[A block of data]
* START *
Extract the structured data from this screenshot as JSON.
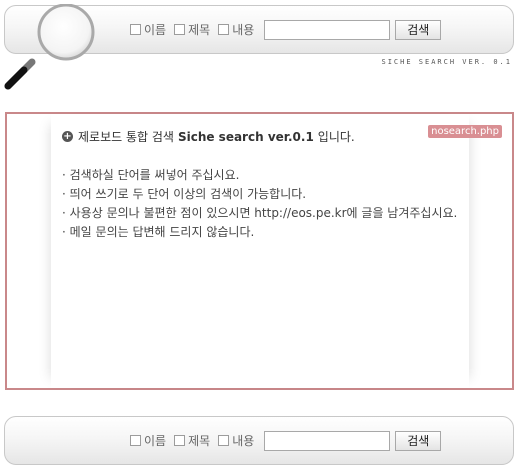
{
  "search_top": {
    "options": [
      {
        "label": "이름"
      },
      {
        "label": "제목"
      },
      {
        "label": "내용"
      }
    ],
    "input_value": "",
    "button_label": "검색"
  },
  "version_text": "SICHE SEARCH VER. 0.1",
  "content": {
    "headline_prefix": "제로보드 통합 검색",
    "headline_strong": "Siche search ver.0.1",
    "headline_suffix": "입니다.",
    "file_tag": "nosearch.php",
    "notes": [
      "· 검색하실 단어를 써넣어 주십시요.",
      "· 띄어 쓰기로 두 단어 이상의 검색이 가능합니다.",
      "· 사용상 문의나 불편한 점이 있으시면 http://eos.pe.kr에 글을 남겨주십시요.",
      "· 메일 문의는 답변해 드리지 않습니다."
    ]
  },
  "search_bottom": {
    "options": [
      {
        "label": "이름"
      },
      {
        "label": "제목"
      },
      {
        "label": "내용"
      }
    ],
    "input_value": "",
    "button_label": "검색"
  },
  "colors": {
    "frame_border": "#c9888a",
    "tag_bg": "#d98f93"
  }
}
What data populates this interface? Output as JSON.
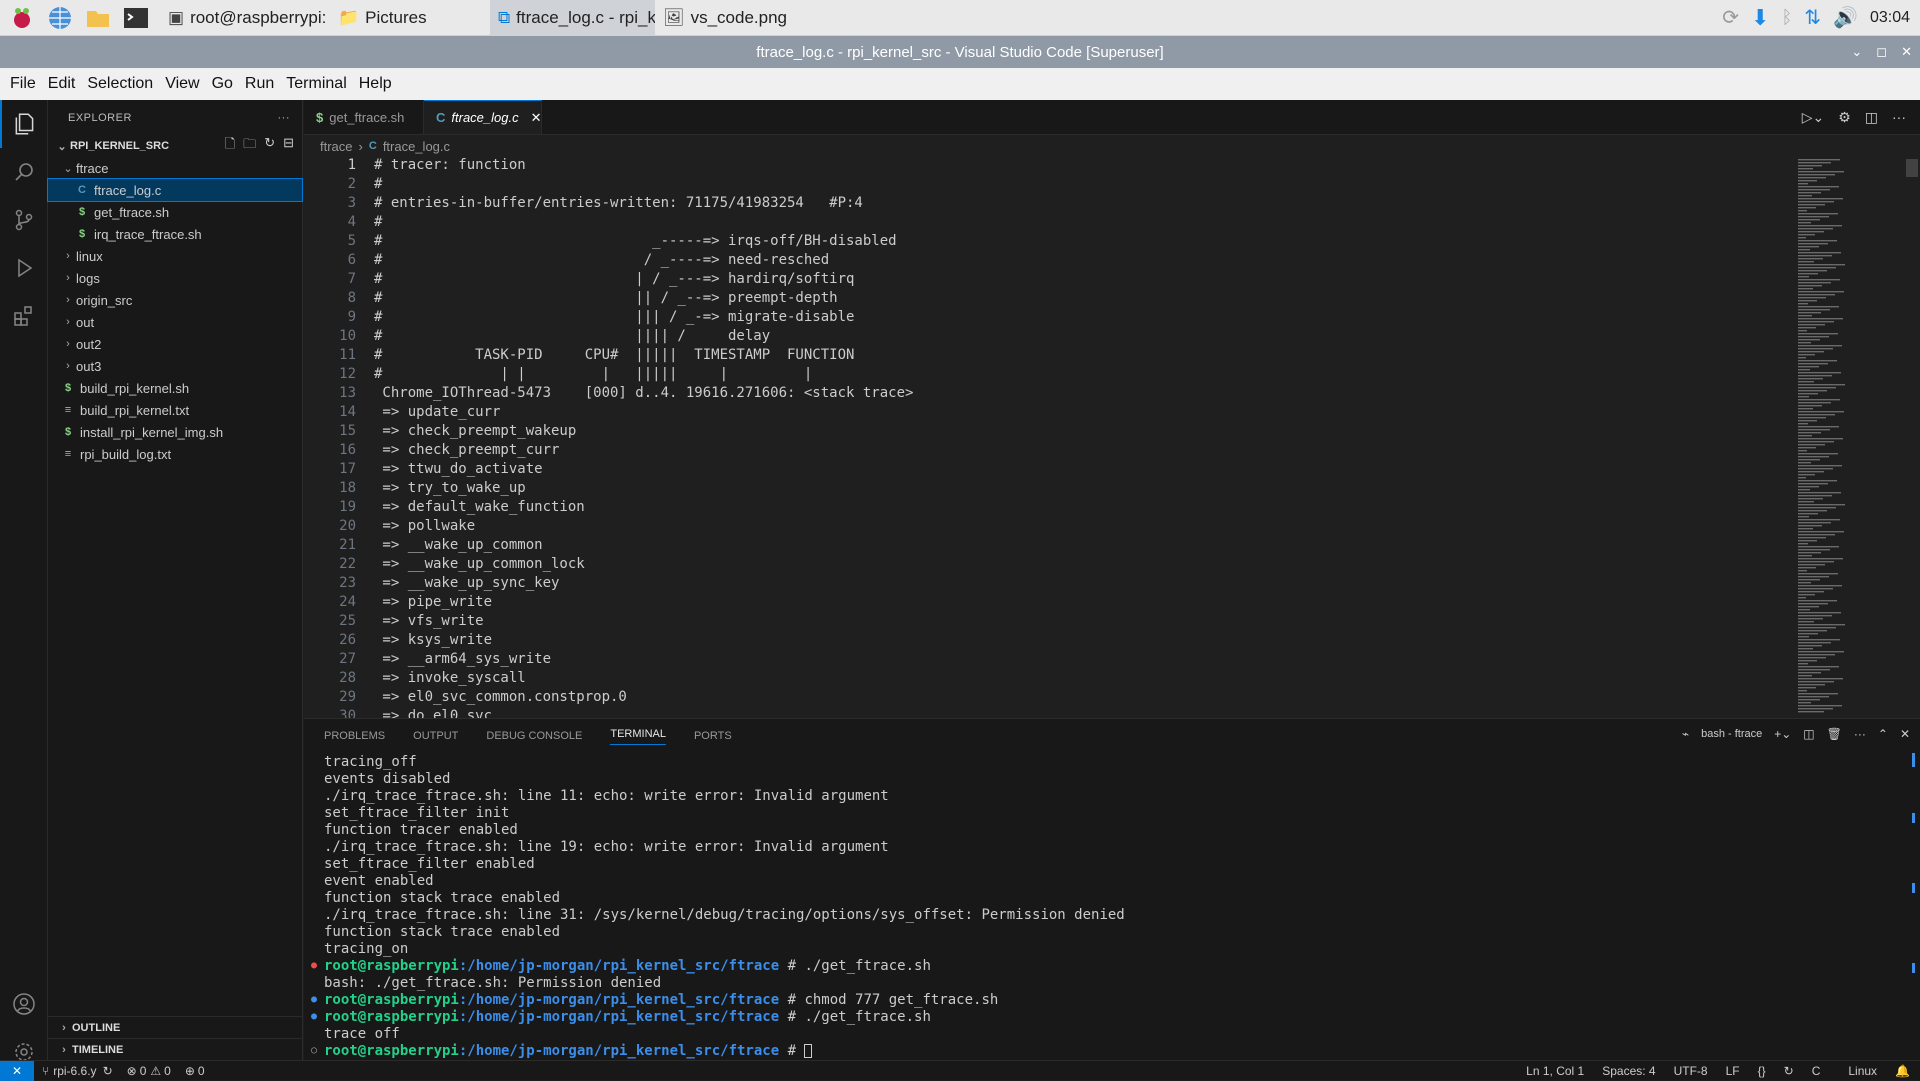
{
  "taskbar": {
    "tasks": [
      {
        "label": "root@raspberrypi: /h...",
        "icon": "terminal-icon",
        "active": false
      },
      {
        "label": "Pictures",
        "icon": "folder-icon",
        "active": false
      },
      {
        "label": "ftrace_log.c - rpi_kern...",
        "icon": "vscode-icon",
        "active": true
      },
      {
        "label": "vs_code.png",
        "icon": "image-icon",
        "active": false
      }
    ],
    "clock": "03:04"
  },
  "window": {
    "title": "ftrace_log.c - rpi_kernel_src - Visual Studio Code [Superuser]"
  },
  "menu": [
    "File",
    "Edit",
    "Selection",
    "View",
    "Go",
    "Run",
    "Terminal",
    "Help"
  ],
  "explorer": {
    "header": "EXPLORER",
    "root": "RPI_KERNEL_SRC",
    "items": [
      {
        "label": "ftrace",
        "kind": "folder-open",
        "depth": 1
      },
      {
        "label": "ftrace_log.c",
        "kind": "c",
        "depth": 2,
        "selected": true
      },
      {
        "label": "get_ftrace.sh",
        "kind": "sh",
        "depth": 2
      },
      {
        "label": "irq_trace_ftrace.sh",
        "kind": "sh",
        "depth": 2
      },
      {
        "label": "linux",
        "kind": "folder",
        "depth": 1
      },
      {
        "label": "logs",
        "kind": "folder",
        "depth": 1
      },
      {
        "label": "origin_src",
        "kind": "folder",
        "depth": 1
      },
      {
        "label": "out",
        "kind": "folder",
        "depth": 1
      },
      {
        "label": "out2",
        "kind": "folder",
        "depth": 1
      },
      {
        "label": "out3",
        "kind": "folder",
        "depth": 1
      },
      {
        "label": "build_rpi_kernel.sh",
        "kind": "sh",
        "depth": 1
      },
      {
        "label": "build_rpi_kernel.txt",
        "kind": "txt",
        "depth": 1
      },
      {
        "label": "install_rpi_kernel_img.sh",
        "kind": "sh",
        "depth": 1
      },
      {
        "label": "rpi_build_log.txt",
        "kind": "txt",
        "depth": 1
      }
    ],
    "outline": "OUTLINE",
    "timeline": "TIMELINE"
  },
  "tabs": [
    {
      "label": "get_ftrace.sh",
      "icon": "$",
      "active": false
    },
    {
      "label": "ftrace_log.c",
      "icon": "C",
      "active": true
    }
  ],
  "breadcrumb": [
    "ftrace",
    "ftrace_log.c"
  ],
  "code_lines": [
    "# tracer: function",
    "#",
    "# entries-in-buffer/entries-written: 71175/41983254   #P:4",
    "#",
    "#                                _-----=> irqs-off/BH-disabled",
    "#                               / _----=> need-resched",
    "#                              | / _---=> hardirq/softirq",
    "#                              || / _--=> preempt-depth",
    "#                              ||| / _-=> migrate-disable",
    "#                              |||| /     delay",
    "#           TASK-PID     CPU#  |||||  TIMESTAMP  FUNCTION",
    "#              | |         |   |||||     |         |",
    " Chrome_IOThread-5473    [000] d..4. 19616.271606: <stack trace>",
    " => update_curr",
    " => check_preempt_wakeup",
    " => check_preempt_curr",
    " => ttwu_do_activate",
    " => try_to_wake_up",
    " => default_wake_function",
    " => pollwake",
    " => __wake_up_common",
    " => __wake_up_common_lock",
    " => __wake_up_sync_key",
    " => pipe_write",
    " => vfs_write",
    " => ksys_write",
    " => __arm64_sys_write",
    " => invoke_syscall",
    " => el0_svc_common.constprop.0",
    " => do_el0_svc"
  ],
  "panel": {
    "tabs": [
      "PROBLEMS",
      "OUTPUT",
      "DEBUG CONSOLE",
      "TERMINAL",
      "PORTS"
    ],
    "terminal_name": "bash - ftrace",
    "lines": [
      {
        "text": "tracing_off"
      },
      {
        "text": "events disabled"
      },
      {
        "text": "./irq_trace_ftrace.sh: line 11: echo: write error: Invalid argument"
      },
      {
        "text": "set_ftrace_filter init"
      },
      {
        "text": "function tracer enabled"
      },
      {
        "text": "./irq_trace_ftrace.sh: line 19: echo: write error: Invalid argument"
      },
      {
        "text": "set_ftrace_filter enabled"
      },
      {
        "text": "event enabled"
      },
      {
        "text": "function stack trace enabled"
      },
      {
        "text": "./irq_trace_ftrace.sh: line 31: /sys/kernel/debug/tracing/options/sys_offset: Permission denied"
      },
      {
        "text": "function stack trace enabled"
      },
      {
        "text": "tracing_on"
      },
      {
        "user": "root@raspberrypi",
        "path": ":/home/jp-morgan/rpi_kernel_src/ftrace",
        "cmd": " # ./get_ftrace.sh",
        "dot": "red"
      },
      {
        "text": "bash: ./get_ftrace.sh: Permission denied"
      },
      {
        "user": "root@raspberrypi",
        "path": ":/home/jp-morgan/rpi_kernel_src/ftrace",
        "cmd": " # chmod 777 get_ftrace.sh",
        "dot": "blue"
      },
      {
        "user": "root@raspberrypi",
        "path": ":/home/jp-morgan/rpi_kernel_src/ftrace",
        "cmd": " # ./get_ftrace.sh",
        "dot": "blue"
      },
      {
        "text": "trace off"
      },
      {
        "user": "root@raspberrypi",
        "path": ":/home/jp-morgan/rpi_kernel_src/ftrace",
        "cmd": " # ",
        "dot": "gray",
        "cursor": true
      }
    ]
  },
  "status": {
    "branch": "rpi-6.6.y",
    "errors": "0",
    "warnings": "0",
    "ports": "0",
    "position": "Ln 1, Col 1",
    "spaces": "Spaces: 4",
    "encoding": "UTF-8",
    "eol": "LF",
    "language": "C",
    "platform": "Linux"
  },
  "colors": {
    "accent": "#0078d4",
    "sh_icon": "#89d185",
    "c_icon": "#519aba",
    "prompt_user": "#23d18b",
    "prompt_path": "#3b8eea"
  }
}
* END *
### What you have to do
Could you reproduce every record above exactly, leaving out the pictures?

### Answer to this task
Extract the structured data from this screenshot as JSON.
{
  "search_top": {
    "options": [
      {
        "label": "이름"
      },
      {
        "label": "제목"
      },
      {
        "label": "내용"
      }
    ],
    "input_value": "",
    "button_label": "검색"
  },
  "version_text": "SICHE SEARCH VER. 0.1",
  "content": {
    "headline_prefix": "제로보드 통합 검색",
    "headline_strong": "Siche search ver.0.1",
    "headline_suffix": "입니다.",
    "file_tag": "nosearch.php",
    "notes": [
      "· 검색하실 단어를 써넣어 주십시요.",
      "· 띄어 쓰기로 두 단어 이상의 검색이 가능합니다.",
      "· 사용상 문의나 불편한 점이 있으시면 http://eos.pe.kr에 글을 남겨주십시요.",
      "· 메일 문의는 답변해 드리지 않습니다."
    ]
  },
  "search_bottom": {
    "options": [
      {
        "label": "이름"
      },
      {
        "label": "제목"
      },
      {
        "label": "내용"
      }
    ],
    "input_value": "",
    "button_label": "검색"
  },
  "colors": {
    "frame_border": "#c9888a",
    "tag_bg": "#d98f93"
  }
}
What data populates this interface? Output as JSON.
{
  "taskbar": {
    "tasks": [
      {
        "label": "root@raspberrypi: /h...",
        "icon": "terminal-icon",
        "active": false
      },
      {
        "label": "Pictures",
        "icon": "folder-icon",
        "active": false
      },
      {
        "label": "ftrace_log.c - rpi_kern...",
        "icon": "vscode-icon",
        "active": true
      },
      {
        "label": "vs_code.png",
        "icon": "image-icon",
        "active": false
      }
    ],
    "clock": "03:04"
  },
  "window": {
    "title": "ftrace_log.c - rpi_kernel_src - Visual Studio Code [Superuser]"
  },
  "menu": [
    "File",
    "Edit",
    "Selection",
    "View",
    "Go",
    "Run",
    "Terminal",
    "Help"
  ],
  "explorer": {
    "header": "EXPLORER",
    "root": "RPI_KERNEL_SRC",
    "items": [
      {
        "label": "ftrace",
        "kind": "folder-open",
        "depth": 1
      },
      {
        "label": "ftrace_log.c",
        "kind": "c",
        "depth": 2,
        "selected": true
      },
      {
        "label": "get_ftrace.sh",
        "kind": "sh",
        "depth": 2
      },
      {
        "label": "irq_trace_ftrace.sh",
        "kind": "sh",
        "depth": 2
      },
      {
        "label": "linux",
        "kind": "folder",
        "depth": 1
      },
      {
        "label": "logs",
        "kind": "folder",
        "depth": 1
      },
      {
        "label": "origin_src",
        "kind": "folder",
        "depth": 1
      },
      {
        "label": "out",
        "kind": "folder",
        "depth": 1
      },
      {
        "label": "out2",
        "kind": "folder",
        "depth": 1
      },
      {
        "label": "out3",
        "kind": "folder",
        "depth": 1
      },
      {
        "label": "build_rpi_kernel.sh",
        "kind": "sh",
        "depth": 1
      },
      {
        "label": "build_rpi_kernel.txt",
        "kind": "txt",
        "depth": 1
      },
      {
        "label": "install_rpi_kernel_img.sh",
        "kind": "sh",
        "depth": 1
      },
      {
        "label": "rpi_build_log.txt",
        "kind": "txt",
        "depth": 1
      }
    ],
    "outline": "OUTLINE",
    "timeline": "TIMELINE"
  },
  "tabs": [
    {
      "label": "get_ftrace.sh",
      "icon": "$",
      "active": false
    },
    {
      "label": "ftrace_log.c",
      "icon": "C",
      "active": true
    }
  ],
  "breadcrumb": [
    "ftrace",
    "ftrace_log.c"
  ],
  "code_lines": [
    "# tracer: function",
    "#",
    "# entries-in-buffer/entries-written: 71175/41983254   #P:4",
    "#",
    "#                                _-----=> irqs-off/BH-disabled",
    "#                               / _----=> need-resched",
    "#                              | / _---=> hardirq/softirq",
    "#                              || / _--=> preempt-depth",
    "#                              ||| / _-=> migrate-disable",
    "#                              |||| /     delay",
    "#           TASK-PID     CPU#  |||||  TIMESTAMP  FUNCTION",
    "#              | |         |   |||||     |         |",
    " Chrome_IOThread-5473    [000] d..4. 19616.271606: <stack trace>",
    " => update_curr",
    " => check_preempt_wakeup",
    " => check_preempt_curr",
    " => ttwu_do_activate",
    " => try_to_wake_up",
    " => default_wake_function",
    " => pollwake",
    " => __wake_up_common",
    " => __wake_up_common_lock",
    " => __wake_up_sync_key",
    " => pipe_write",
    " => vfs_write",
    " => ksys_write",
    " => __arm64_sys_write",
    " => invoke_syscall",
    " => el0_svc_common.constprop.0",
    " => do_el0_svc"
  ],
  "panel": {
    "tabs": [
      "PROBLEMS",
      "OUTPUT",
      "DEBUG CONSOLE",
      "TERMINAL",
      "PORTS"
    ],
    "terminal_name": "bash - ftrace",
    "lines": [
      {
        "text": "tracing_off"
      },
      {
        "text": "events disabled"
      },
      {
        "text": "./irq_trace_ftrace.sh: line 11: echo: write error: Invalid argument"
      },
      {
        "text": "set_ftrace_filter init"
      },
      {
        "text": "function tracer enabled"
      },
      {
        "text": "./irq_trace_ftrace.sh: line 19: echo: write error: Invalid argument"
      },
      {
        "text": "set_ftrace_filter enabled"
      },
      {
        "text": "event enabled"
      },
      {
        "text": "function stack trace enabled"
      },
      {
        "text": "./irq_trace_ftrace.sh: line 31: /sys/kernel/debug/tracing/options/sys_offset: Permission denied"
      },
      {
        "text": "function stack trace enabled"
      },
      {
        "text": "tracing_on"
      },
      {
        "user": "root@raspberrypi",
        "path": ":/home/jp-morgan/rpi_kernel_src/ftrace",
        "cmd": " # ./get_ftrace.sh",
        "dot": "red"
      },
      {
        "text": "bash: ./get_ftrace.sh: Permission denied"
      },
      {
        "user": "root@raspberrypi",
        "path": ":/home/jp-morgan/rpi_kernel_src/ftrace",
        "cmd": " # chmod 777 get_ftrace.sh",
        "dot": "blue"
      },
      {
        "user": "root@raspberrypi",
        "path": ":/home/jp-morgan/rpi_kernel_src/ftrace",
        "cmd": " # ./get_ftrace.sh",
        "dot": "blue"
      },
      {
        "text": "trace off"
      },
      {
        "user": "root@raspberrypi",
        "path": ":/home/jp-morgan/rpi_kernel_src/ftrace",
        "cmd": " # ",
        "dot": "gray",
        "cursor": true
      }
    ]
  },
  "status": {
    "branch": "rpi-6.6.y",
    "errors": "0",
    "warnings": "0",
    "ports": "0",
    "position": "Ln 1, Col 1",
    "spaces": "Spaces: 4",
    "encoding": "UTF-8",
    "eol": "LF",
    "language": "C",
    "platform": "Linux"
  },
  "colors": {
    "accent": "#0078d4",
    "sh_icon": "#89d185",
    "c_icon": "#519aba",
    "prompt_user": "#23d18b",
    "prompt_path": "#3b8eea"
  }
}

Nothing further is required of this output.